** START Recorded data **

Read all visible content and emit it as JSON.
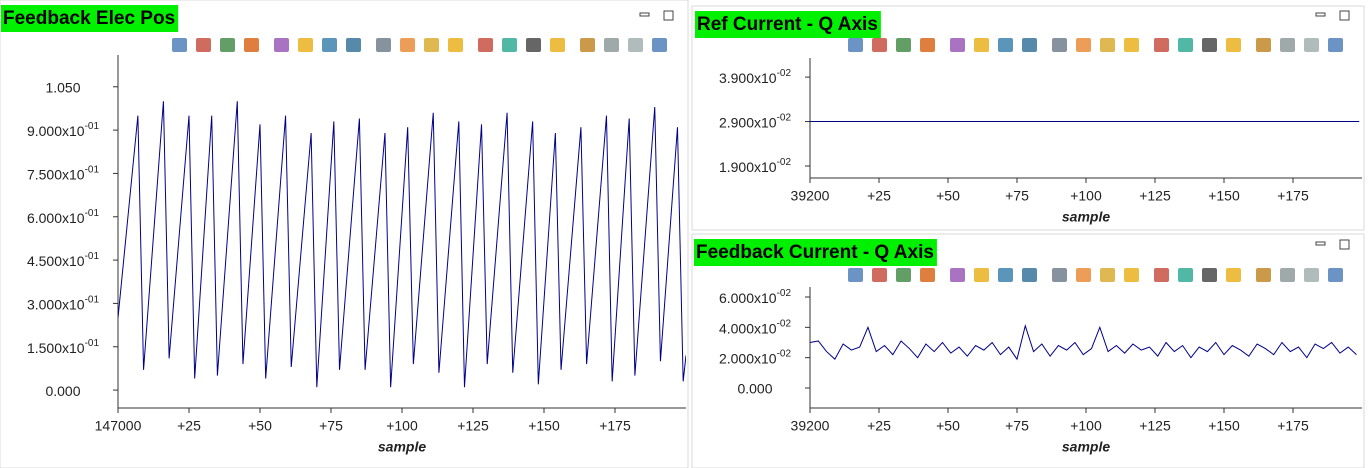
{
  "chart_data": [
    {
      "type": "line",
      "title": "Feedback Elec Pos",
      "x_label": "sample",
      "color": "#00008b",
      "x": [
        147000,
        147007,
        147009,
        147016,
        147018,
        147025,
        147027,
        147033,
        147035,
        147042,
        147044,
        147050,
        147052,
        147059,
        147061,
        147068,
        147070,
        147076,
        147078,
        147085,
        147087,
        147094,
        147096,
        147102,
        147104,
        147111,
        147113,
        147120,
        147122,
        147128,
        147130,
        147137,
        147139,
        147146,
        147148,
        147154,
        147156,
        147163,
        147165,
        147172,
        147174,
        147180,
        147182,
        147189,
        147191,
        147197,
        147199,
        147200
      ],
      "values": [
        0.25,
        0.95,
        0.07,
        1.0,
        0.11,
        0.95,
        0.04,
        0.95,
        0.05,
        1.0,
        0.09,
        0.92,
        0.04,
        0.95,
        0.08,
        0.89,
        0.01,
        0.93,
        0.07,
        0.94,
        0.07,
        0.89,
        0.01,
        0.91,
        0.09,
        0.96,
        0.06,
        0.93,
        0.01,
        0.92,
        0.09,
        0.96,
        0.06,
        0.93,
        0.02,
        0.89,
        0.07,
        0.91,
        0.09,
        0.95,
        0.03,
        0.94,
        0.05,
        0.98,
        0.1,
        0.91,
        0.03,
        0.12
      ],
      "xlim": [
        147000,
        147200
      ],
      "xticks": [
        147000,
        {
          "value": 147025,
          "label": "+25"
        },
        {
          "value": 147050,
          "label": "+50"
        },
        {
          "value": 147075,
          "label": "+75"
        },
        {
          "value": 147100,
          "label": "+100"
        },
        {
          "value": 147125,
          "label": "+125"
        },
        {
          "value": 147150,
          "label": "+150"
        },
        {
          "value": 147175,
          "label": "+175"
        }
      ],
      "ylim": [
        -0.062,
        1.16
      ],
      "yticks": [
        {
          "value": 0,
          "label": "0.000"
        },
        {
          "value": 0.15,
          "label": "1.500x10-01"
        },
        {
          "value": 0.3,
          "label": "3.000x10-01"
        },
        {
          "value": 0.45,
          "label": "4.500x10-01"
        },
        {
          "value": 0.6,
          "label": "6.000x10-01"
        },
        {
          "value": 0.75,
          "label": "7.500x10-01"
        },
        {
          "value": 0.9,
          "label": "9.000x10-01"
        },
        {
          "value": 1.05,
          "label": "1.050"
        }
      ]
    },
    {
      "type": "line",
      "title": "Ref Current - Q Axis",
      "x_label": "sample",
      "color": "#00008b",
      "x": [
        39200,
        39399
      ],
      "values": [
        0.029,
        0.029
      ],
      "xlim": [
        39200,
        39400
      ],
      "xticks": [
        39200,
        {
          "value": 39225,
          "label": "+25"
        },
        {
          "value": 39250,
          "label": "+50"
        },
        {
          "value": 39275,
          "label": "+75"
        },
        {
          "value": 39300,
          "label": "+100"
        },
        {
          "value": 39325,
          "label": "+125"
        },
        {
          "value": 39350,
          "label": "+150"
        },
        {
          "value": 39375,
          "label": "+175"
        }
      ],
      "ylim": [
        0.0163,
        0.0433
      ],
      "yticks": [
        {
          "value": 0.019,
          "label": "1.900x10-02"
        },
        {
          "value": 0.029,
          "label": "2.900x10-02"
        },
        {
          "value": 0.039,
          "label": "3.900x10-02"
        }
      ]
    },
    {
      "type": "line",
      "title": "Feedback Current - Q Axis",
      "x_label": "sample",
      "color": "#00008b",
      "x": [
        39200,
        39203,
        39206,
        39209,
        39212,
        39215,
        39218,
        39221,
        39224,
        39227,
        39230,
        39233,
        39236,
        39239,
        39242,
        39245,
        39248,
        39251,
        39254,
        39257,
        39260,
        39263,
        39266,
        39269,
        39272,
        39275,
        39278,
        39281,
        39284,
        39287,
        39290,
        39293,
        39296,
        39299,
        39302,
        39305,
        39308,
        39311,
        39314,
        39317,
        39320,
        39323,
        39326,
        39329,
        39332,
        39335,
        39338,
        39341,
        39344,
        39347,
        39350,
        39353,
        39356,
        39359,
        39362,
        39365,
        39368,
        39371,
        39374,
        39377,
        39380,
        39383,
        39386,
        39389,
        39392,
        39395,
        39398
      ],
      "values": [
        0.03,
        0.031,
        0.024,
        0.019,
        0.029,
        0.025,
        0.027,
        0.04,
        0.024,
        0.028,
        0.022,
        0.031,
        0.026,
        0.02,
        0.029,
        0.024,
        0.03,
        0.023,
        0.027,
        0.021,
        0.028,
        0.025,
        0.03,
        0.022,
        0.027,
        0.019,
        0.041,
        0.024,
        0.029,
        0.021,
        0.028,
        0.025,
        0.03,
        0.022,
        0.026,
        0.04,
        0.024,
        0.028,
        0.023,
        0.029,
        0.025,
        0.027,
        0.021,
        0.03,
        0.024,
        0.028,
        0.02,
        0.027,
        0.024,
        0.03,
        0.022,
        0.028,
        0.025,
        0.021,
        0.029,
        0.026,
        0.022,
        0.03,
        0.024,
        0.027,
        0.02,
        0.029,
        0.026,
        0.03,
        0.023,
        0.027,
        0.022
      ],
      "xlim": [
        39200,
        39400
      ],
      "xticks": [
        39200,
        {
          "value": 39225,
          "label": "+25"
        },
        {
          "value": 39250,
          "label": "+50"
        },
        {
          "value": 39275,
          "label": "+75"
        },
        {
          "value": 39300,
          "label": "+100"
        },
        {
          "value": 39325,
          "label": "+125"
        },
        {
          "value": 39350,
          "label": "+150"
        },
        {
          "value": 39375,
          "label": "+175"
        }
      ],
      "ylim": [
        -0.0132,
        0.0666
      ],
      "yticks": [
        {
          "value": 0,
          "label": "0.000"
        },
        {
          "value": 0.02,
          "label": "2.000x10-02"
        },
        {
          "value": 0.04,
          "label": "4.000x10-02"
        },
        {
          "value": 0.06,
          "label": "6.000x10-02"
        }
      ]
    }
  ]
}
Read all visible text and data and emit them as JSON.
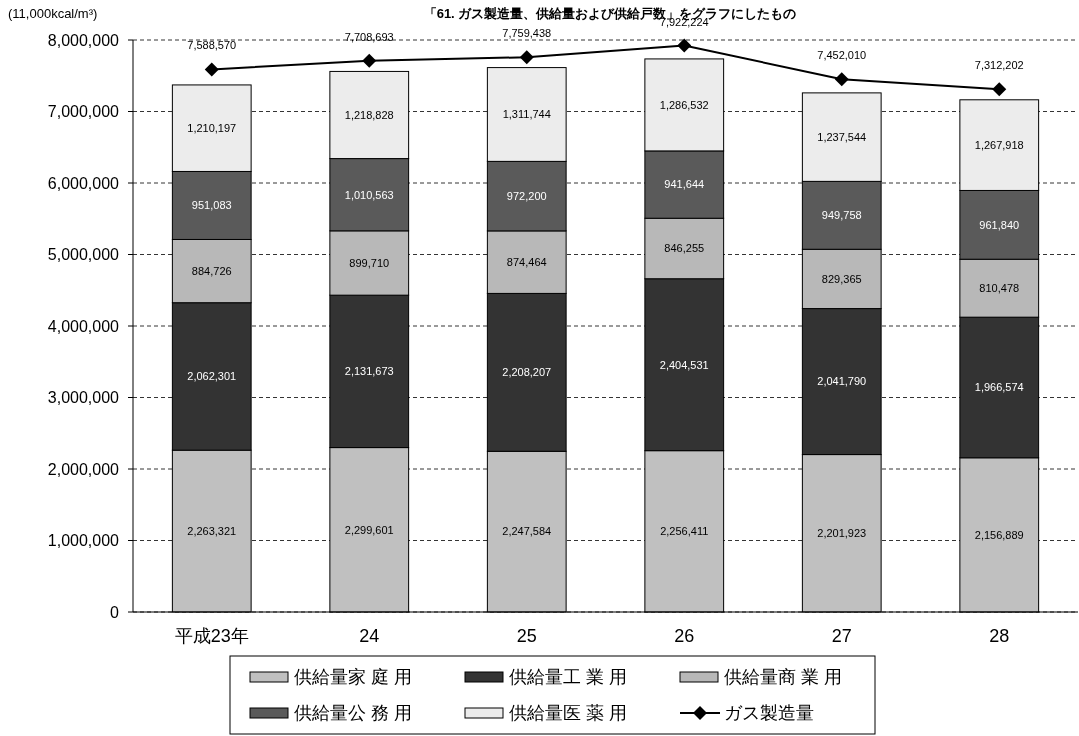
{
  "chart_data": {
    "type": "bar",
    "title": "「61. ガス製造量、供給量および供給戸数」をグラフにしたもの",
    "ylabel": "(11,000kcal/m³)",
    "categories": [
      "平成23年",
      "24",
      "25",
      "26",
      "27",
      "28"
    ],
    "stacked": true,
    "grid": "y",
    "legend": "bottom",
    "marker": "diamond",
    "ylim": [
      0,
      8000000
    ],
    "yticks": [
      {
        "value": 0,
        "label": "0"
      },
      {
        "value": 1000000,
        "label": "1,000,000"
      },
      {
        "value": 2000000,
        "label": "2,000,000"
      },
      {
        "value": 3000000,
        "label": "3,000,000"
      },
      {
        "value": 4000000,
        "label": "4,000,000"
      },
      {
        "value": 5000000,
        "label": "5,000,000"
      },
      {
        "value": 6000000,
        "label": "6,000,000"
      },
      {
        "value": 7000000,
        "label": "7,000,000"
      },
      {
        "value": 8000000,
        "label": "8,000,000"
      }
    ],
    "series": [
      {
        "name": "供給量家 庭 用",
        "color": "#c0c0c0",
        "values": [
          2263321,
          2299601,
          2247584,
          2256411,
          2201923,
          2156889
        ],
        "value_labels": [
          "2,263,321",
          "2,299,601",
          "2,247,584",
          "2,256,411",
          "2,201,923",
          "2,156,889"
        ]
      },
      {
        "name": "供給量工 業 用",
        "color": "#333333",
        "values": [
          2062301,
          2131673,
          2208207,
          2404531,
          2041790,
          1966574
        ],
        "value_labels": [
          "2,062,301",
          "2,131,673",
          "2,208,207",
          "2,404,531",
          "2,041,790",
          "1,966,574"
        ]
      },
      {
        "name": "供給量商 業 用",
        "color": "#b8b8b8",
        "values": [
          884726,
          899710,
          874464,
          846255,
          829365,
          810478
        ],
        "value_labels": [
          "884,726",
          "899,710",
          "874,464",
          "846,255",
          "829,365",
          "810,478"
        ]
      },
      {
        "name": "供給量公 務 用",
        "color": "#5a5a5a",
        "values": [
          951083,
          1010563,
          972200,
          941644,
          949758,
          961840
        ],
        "value_labels": [
          "951,083",
          "1,010,563",
          "972,200",
          "941,644",
          "949,758",
          "961,840"
        ]
      },
      {
        "name": "供給量医 薬 用",
        "color": "#ececec",
        "values": [
          1210197,
          1218828,
          1311744,
          1286532,
          1237544,
          1267918
        ],
        "value_labels": [
          "1,210,197",
          "1,218,828",
          "1,311,744",
          "1,286,532",
          "1,237,544",
          "1,267,918"
        ]
      },
      {
        "name": "ガス製造量",
        "type": "line",
        "color": "#000000",
        "values": [
          7588570,
          7708693,
          7759438,
          7922224,
          7452010,
          7312202
        ],
        "value_labels": [
          "7,588,570",
          "7,708,693",
          "7,759,438",
          "7,922,224",
          "7,452,010",
          "7,312,202"
        ]
      }
    ]
  }
}
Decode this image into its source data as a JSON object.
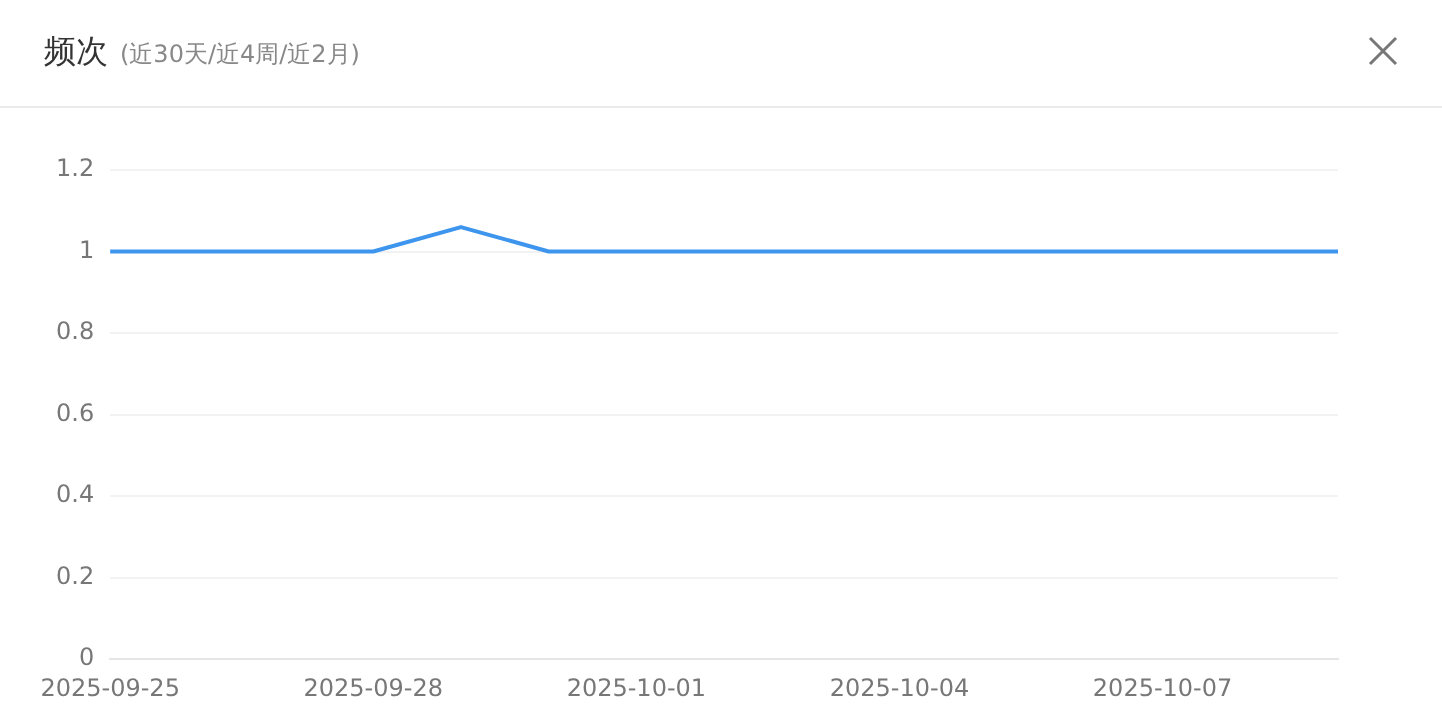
{
  "chart_data": {
    "type": "line",
    "title": "频次",
    "subtitle": "(近30天/近4周/近2月)",
    "categories": [
      "2025-09-25",
      null,
      null,
      "2025-09-28",
      null,
      null,
      "2025-10-01",
      null,
      null,
      "2025-10-04",
      null,
      null,
      "2025-10-07",
      null,
      null
    ],
    "series": [
      {
        "color": "#3d95ee",
        "values": [
          1,
          1,
          1,
          1,
          1.06,
          1,
          1,
          1,
          1,
          1,
          1,
          1,
          1,
          1,
          1
        ]
      }
    ],
    "ylim": [
      0,
      1.2
    ],
    "yticks": [
      0,
      0.2,
      0.4,
      0.6,
      0.8,
      1,
      1.2
    ],
    "grid": "y",
    "legend": false,
    "marker": "none",
    "line_style": "solid"
  }
}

** END Recorded data **

Directions = Where a line holds "JSON", copy that line.

Final result =
Read all visible content and emit it as JSON.
Read all visible text and data and emit them as JSON.
Decode this image into its source data as a JSON object.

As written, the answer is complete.